Given task:
Print the data exactly, leaving nothing out.

Data entries for graphics:
━━━━━━━━

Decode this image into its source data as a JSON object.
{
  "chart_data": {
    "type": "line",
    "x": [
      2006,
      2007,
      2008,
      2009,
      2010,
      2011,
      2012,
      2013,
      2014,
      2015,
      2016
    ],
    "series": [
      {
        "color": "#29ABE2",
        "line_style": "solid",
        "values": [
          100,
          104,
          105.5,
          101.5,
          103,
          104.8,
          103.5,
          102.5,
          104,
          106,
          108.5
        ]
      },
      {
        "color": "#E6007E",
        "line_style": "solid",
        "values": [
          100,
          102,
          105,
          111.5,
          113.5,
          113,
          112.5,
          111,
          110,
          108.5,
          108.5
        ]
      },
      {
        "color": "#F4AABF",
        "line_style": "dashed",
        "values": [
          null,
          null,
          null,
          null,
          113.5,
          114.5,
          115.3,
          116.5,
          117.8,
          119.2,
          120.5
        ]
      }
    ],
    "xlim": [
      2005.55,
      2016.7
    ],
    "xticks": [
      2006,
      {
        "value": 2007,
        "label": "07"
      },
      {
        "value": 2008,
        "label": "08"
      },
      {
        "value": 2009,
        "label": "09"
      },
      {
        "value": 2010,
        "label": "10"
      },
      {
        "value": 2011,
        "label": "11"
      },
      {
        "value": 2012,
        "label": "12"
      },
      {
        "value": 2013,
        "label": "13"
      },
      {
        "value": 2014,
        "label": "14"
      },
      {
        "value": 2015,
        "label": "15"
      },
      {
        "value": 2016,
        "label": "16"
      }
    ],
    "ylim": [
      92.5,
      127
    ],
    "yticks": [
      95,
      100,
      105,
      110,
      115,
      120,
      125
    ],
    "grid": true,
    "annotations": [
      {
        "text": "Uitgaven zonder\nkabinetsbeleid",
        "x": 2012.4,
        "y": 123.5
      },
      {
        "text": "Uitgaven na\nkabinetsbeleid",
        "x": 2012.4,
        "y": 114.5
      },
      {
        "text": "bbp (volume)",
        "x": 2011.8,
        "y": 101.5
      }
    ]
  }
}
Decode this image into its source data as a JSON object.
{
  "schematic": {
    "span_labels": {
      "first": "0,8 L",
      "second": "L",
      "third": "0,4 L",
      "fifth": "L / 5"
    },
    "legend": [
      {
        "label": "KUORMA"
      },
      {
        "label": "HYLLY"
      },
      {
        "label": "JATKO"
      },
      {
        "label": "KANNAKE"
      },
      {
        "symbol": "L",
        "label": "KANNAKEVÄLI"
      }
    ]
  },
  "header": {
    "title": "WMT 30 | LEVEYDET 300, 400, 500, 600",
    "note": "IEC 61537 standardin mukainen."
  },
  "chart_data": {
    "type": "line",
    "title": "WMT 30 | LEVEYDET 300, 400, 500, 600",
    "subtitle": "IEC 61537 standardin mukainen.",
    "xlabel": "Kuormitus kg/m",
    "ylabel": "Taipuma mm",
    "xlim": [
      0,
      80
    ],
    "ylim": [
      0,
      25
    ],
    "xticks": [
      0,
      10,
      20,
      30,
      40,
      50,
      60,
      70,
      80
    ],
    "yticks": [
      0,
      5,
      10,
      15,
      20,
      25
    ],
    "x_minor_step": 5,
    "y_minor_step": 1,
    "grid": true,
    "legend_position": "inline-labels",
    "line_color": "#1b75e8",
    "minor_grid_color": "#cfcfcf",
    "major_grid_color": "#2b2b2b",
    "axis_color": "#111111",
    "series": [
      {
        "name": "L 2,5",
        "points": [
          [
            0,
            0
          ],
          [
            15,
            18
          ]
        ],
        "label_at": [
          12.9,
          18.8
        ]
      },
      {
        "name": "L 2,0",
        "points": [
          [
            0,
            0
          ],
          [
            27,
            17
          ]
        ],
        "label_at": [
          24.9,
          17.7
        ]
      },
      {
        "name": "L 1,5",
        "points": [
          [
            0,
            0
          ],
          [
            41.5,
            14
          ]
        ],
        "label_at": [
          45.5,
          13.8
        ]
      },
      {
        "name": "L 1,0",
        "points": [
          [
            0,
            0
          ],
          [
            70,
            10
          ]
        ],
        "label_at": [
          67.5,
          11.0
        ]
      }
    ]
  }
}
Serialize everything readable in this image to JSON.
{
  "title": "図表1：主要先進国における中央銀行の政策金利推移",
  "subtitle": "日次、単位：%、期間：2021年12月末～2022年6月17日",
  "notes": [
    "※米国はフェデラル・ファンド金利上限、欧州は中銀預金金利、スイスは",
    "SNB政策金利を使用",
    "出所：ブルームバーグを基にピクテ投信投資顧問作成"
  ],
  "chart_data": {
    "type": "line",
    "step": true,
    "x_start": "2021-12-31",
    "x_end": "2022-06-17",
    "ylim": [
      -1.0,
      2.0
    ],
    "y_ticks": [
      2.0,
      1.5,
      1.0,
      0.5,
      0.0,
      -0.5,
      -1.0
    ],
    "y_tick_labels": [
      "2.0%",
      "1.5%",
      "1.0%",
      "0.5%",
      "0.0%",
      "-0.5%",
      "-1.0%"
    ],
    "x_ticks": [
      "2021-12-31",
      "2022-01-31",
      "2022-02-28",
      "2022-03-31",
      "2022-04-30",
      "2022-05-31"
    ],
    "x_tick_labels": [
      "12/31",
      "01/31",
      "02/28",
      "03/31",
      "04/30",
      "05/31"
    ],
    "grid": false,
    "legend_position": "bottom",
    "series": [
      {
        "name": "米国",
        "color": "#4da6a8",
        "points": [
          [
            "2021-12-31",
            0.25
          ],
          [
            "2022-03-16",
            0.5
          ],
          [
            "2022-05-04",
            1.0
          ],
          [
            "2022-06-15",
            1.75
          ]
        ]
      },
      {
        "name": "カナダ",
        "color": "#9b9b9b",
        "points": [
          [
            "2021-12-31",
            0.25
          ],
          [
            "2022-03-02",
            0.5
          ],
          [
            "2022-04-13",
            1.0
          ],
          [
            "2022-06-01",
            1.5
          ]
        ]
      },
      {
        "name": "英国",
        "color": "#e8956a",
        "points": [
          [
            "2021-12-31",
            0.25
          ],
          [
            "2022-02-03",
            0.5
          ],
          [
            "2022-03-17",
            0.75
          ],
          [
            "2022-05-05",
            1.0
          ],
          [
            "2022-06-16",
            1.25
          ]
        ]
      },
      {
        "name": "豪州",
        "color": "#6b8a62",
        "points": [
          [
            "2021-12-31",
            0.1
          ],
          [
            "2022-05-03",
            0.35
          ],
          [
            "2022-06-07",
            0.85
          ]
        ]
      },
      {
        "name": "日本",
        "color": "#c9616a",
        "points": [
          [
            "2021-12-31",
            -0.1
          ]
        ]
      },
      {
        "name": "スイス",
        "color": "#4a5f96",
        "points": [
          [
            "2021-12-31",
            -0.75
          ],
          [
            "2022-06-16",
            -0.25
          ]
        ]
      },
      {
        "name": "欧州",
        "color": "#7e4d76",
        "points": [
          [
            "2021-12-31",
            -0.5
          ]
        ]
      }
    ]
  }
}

━━━━━━━━

Expected output:
Decode this image into its source data as a JSON object.
{
  "chart_data": {
    "type": "line",
    "x": [
      2006,
      2007,
      2008,
      2009,
      2010,
      2011,
      2012,
      2013,
      2014,
      2015,
      2016
    ],
    "series": [
      {
        "color": "#29ABE2",
        "line_style": "solid",
        "values": [
          100,
          104,
          105.5,
          101.5,
          103,
          104.8,
          103.5,
          102.5,
          104,
          106,
          108.5
        ]
      },
      {
        "color": "#E6007E",
        "line_style": "solid",
        "values": [
          100,
          102,
          105,
          111.5,
          113.5,
          113,
          112.5,
          111,
          110,
          108.5,
          108.5
        ]
      },
      {
        "color": "#F4AABF",
        "line_style": "dashed",
        "values": [
          null,
          null,
          null,
          null,
          113.5,
          114.5,
          115.3,
          116.5,
          117.8,
          119.2,
          120.5
        ]
      }
    ],
    "xlim": [
      2005.55,
      2016.7
    ],
    "xticks": [
      2006,
      {
        "value": 2007,
        "label": "07"
      },
      {
        "value": 2008,
        "label": "08"
      },
      {
        "value": 2009,
        "label": "09"
      },
      {
        "value": 2010,
        "label": "10"
      },
      {
        "value": 2011,
        "label": "11"
      },
      {
        "value": 2012,
        "label": "12"
      },
      {
        "value": 2013,
        "label": "13"
      },
      {
        "value": 2014,
        "label": "14"
      },
      {
        "value": 2015,
        "label": "15"
      },
      {
        "value": 2016,
        "label": "16"
      }
    ],
    "ylim": [
      92.5,
      127
    ],
    "yticks": [
      95,
      100,
      105,
      110,
      115,
      120,
      125
    ],
    "grid": true,
    "annotations": [
      {
        "text": "Uitgaven zonder\nkabinetsbeleid",
        "x": 2012.4,
        "y": 123.5
      },
      {
        "text": "Uitgaven na\nkabinetsbeleid",
        "x": 2012.4,
        "y": 114.5
      },
      {
        "text": "bbp (volume)",
        "x": 2011.8,
        "y": 101.5
      }
    ]
  }
}
Decode this image into its source data as a JSON object.
{
  "schematic": {
    "span_labels": {
      "first": "0,8 L",
      "second": "L",
      "third": "0,4 L",
      "fifth": "L / 5"
    },
    "legend": [
      {
        "label": "KUORMA"
      },
      {
        "label": "HYLLY"
      },
      {
        "label": "JATKO"
      },
      {
        "label": "KANNAKE"
      },
      {
        "symbol": "L",
        "label": "KANNAKEVÄLI"
      }
    ]
  },
  "header": {
    "title": "WMT 30 | LEVEYDET 300, 400, 500, 600",
    "note": "IEC 61537 standardin mukainen."
  },
  "chart_data": {
    "type": "line",
    "title": "WMT 30 | LEVEYDET 300, 400, 500, 600",
    "subtitle": "IEC 61537 standardin mukainen.",
    "xlabel": "Kuormitus kg/m",
    "ylabel": "Taipuma mm",
    "xlim": [
      0,
      80
    ],
    "ylim": [
      0,
      25
    ],
    "xticks": [
      0,
      10,
      20,
      30,
      40,
      50,
      60,
      70,
      80
    ],
    "yticks": [
      0,
      5,
      10,
      15,
      20,
      25
    ],
    "x_minor_step": 5,
    "y_minor_step": 1,
    "grid": true,
    "legend_position": "inline-labels",
    "line_color": "#1b75e8",
    "minor_grid_color": "#cfcfcf",
    "major_grid_color": "#2b2b2b",
    "axis_color": "#111111",
    "series": [
      {
        "name": "L 2,5",
        "points": [
          [
            0,
            0
          ],
          [
            15,
            18
          ]
        ],
        "label_at": [
          12.9,
          18.8
        ]
      },
      {
        "name": "L 2,0",
        "points": [
          [
            0,
            0
          ],
          [
            27,
            17
          ]
        ],
        "label_at": [
          24.9,
          17.7
        ]
      },
      {
        "name": "L 1,5",
        "points": [
          [
            0,
            0
          ],
          [
            41.5,
            14
          ]
        ],
        "label_at": [
          45.5,
          13.8
        ]
      },
      {
        "name": "L 1,0",
        "points": [
          [
            0,
            0
          ],
          [
            70,
            10
          ]
        ],
        "label_at": [
          67.5,
          11.0
        ]
      }
    ]
  }
}
Serialize everything readable in this image to JSON.
{
  "title": "図表1：主要先進国における中央銀行の政策金利推移",
  "subtitle": "日次、単位：%、期間：2021年12月末～2022年6月17日",
  "notes": [
    "※米国はフェデラル・ファンド金利上限、欧州は中銀預金金利、スイスは",
    "SNB政策金利を使用",
    "出所：ブルームバーグを基にピクテ投信投資顧問作成"
  ],
  "chart_data": {
    "type": "line",
    "step": true,
    "x_start": "2021-12-31",
    "x_end": "2022-06-17",
    "ylim": [
      -1.0,
      2.0
    ],
    "y_ticks": [
      2.0,
      1.5,
      1.0,
      0.5,
      0.0,
      -0.5,
      -1.0
    ],
    "y_tick_labels": [
      "2.0%",
      "1.5%",
      "1.0%",
      "0.5%",
      "0.0%",
      "-0.5%",
      "-1.0%"
    ],
    "x_ticks": [
      "2021-12-31",
      "2022-01-31",
      "2022-02-28",
      "2022-03-31",
      "2022-04-30",
      "2022-05-31"
    ],
    "x_tick_labels": [
      "12/31",
      "01/31",
      "02/28",
      "03/31",
      "04/30",
      "05/31"
    ],
    "grid": false,
    "legend_position": "bottom",
    "series": [
      {
        "name": "米国",
        "color": "#4da6a8",
        "points": [
          [
            "2021-12-31",
            0.25
          ],
          [
            "2022-03-16",
            0.5
          ],
          [
            "2022-05-04",
            1.0
          ],
          [
            "2022-06-15",
            1.75
          ]
        ]
      },
      {
        "name": "カナダ",
        "color": "#9b9b9b",
        "points": [
          [
            "2021-12-31",
            0.25
          ],
          [
            "2022-03-02",
            0.5
          ],
          [
            "2022-04-13",
            1.0
          ],
          [
            "2022-06-01",
            1.5
          ]
        ]
      },
      {
        "name": "英国",
        "color": "#e8956a",
        "points": [
          [
            "2021-12-31",
            0.25
          ],
          [
            "2022-02-03",
            0.5
          ],
          [
            "2022-03-17",
            0.75
          ],
          [
            "2022-05-05",
            1.0
          ],
          [
            "2022-06-16",
            1.25
          ]
        ]
      },
      {
        "name": "豪州",
        "color": "#6b8a62",
        "points": [
          [
            "2021-12-31",
            0.1
          ],
          [
            "2022-05-03",
            0.35
          ],
          [
            "2022-06-07",
            0.85
          ]
        ]
      },
      {
        "name": "日本",
        "color": "#c9616a",
        "points": [
          [
            "2021-12-31",
            -0.1
          ]
        ]
      },
      {
        "name": "スイス",
        "color": "#4a5f96",
        "points": [
          [
            "2021-12-31",
            -0.75
          ],
          [
            "2022-06-16",
            -0.25
          ]
        ]
      },
      {
        "name": "欧州",
        "color": "#7e4d76",
        "points": [
          [
            "2021-12-31",
            -0.5
          ]
        ]
      }
    ]
  }
}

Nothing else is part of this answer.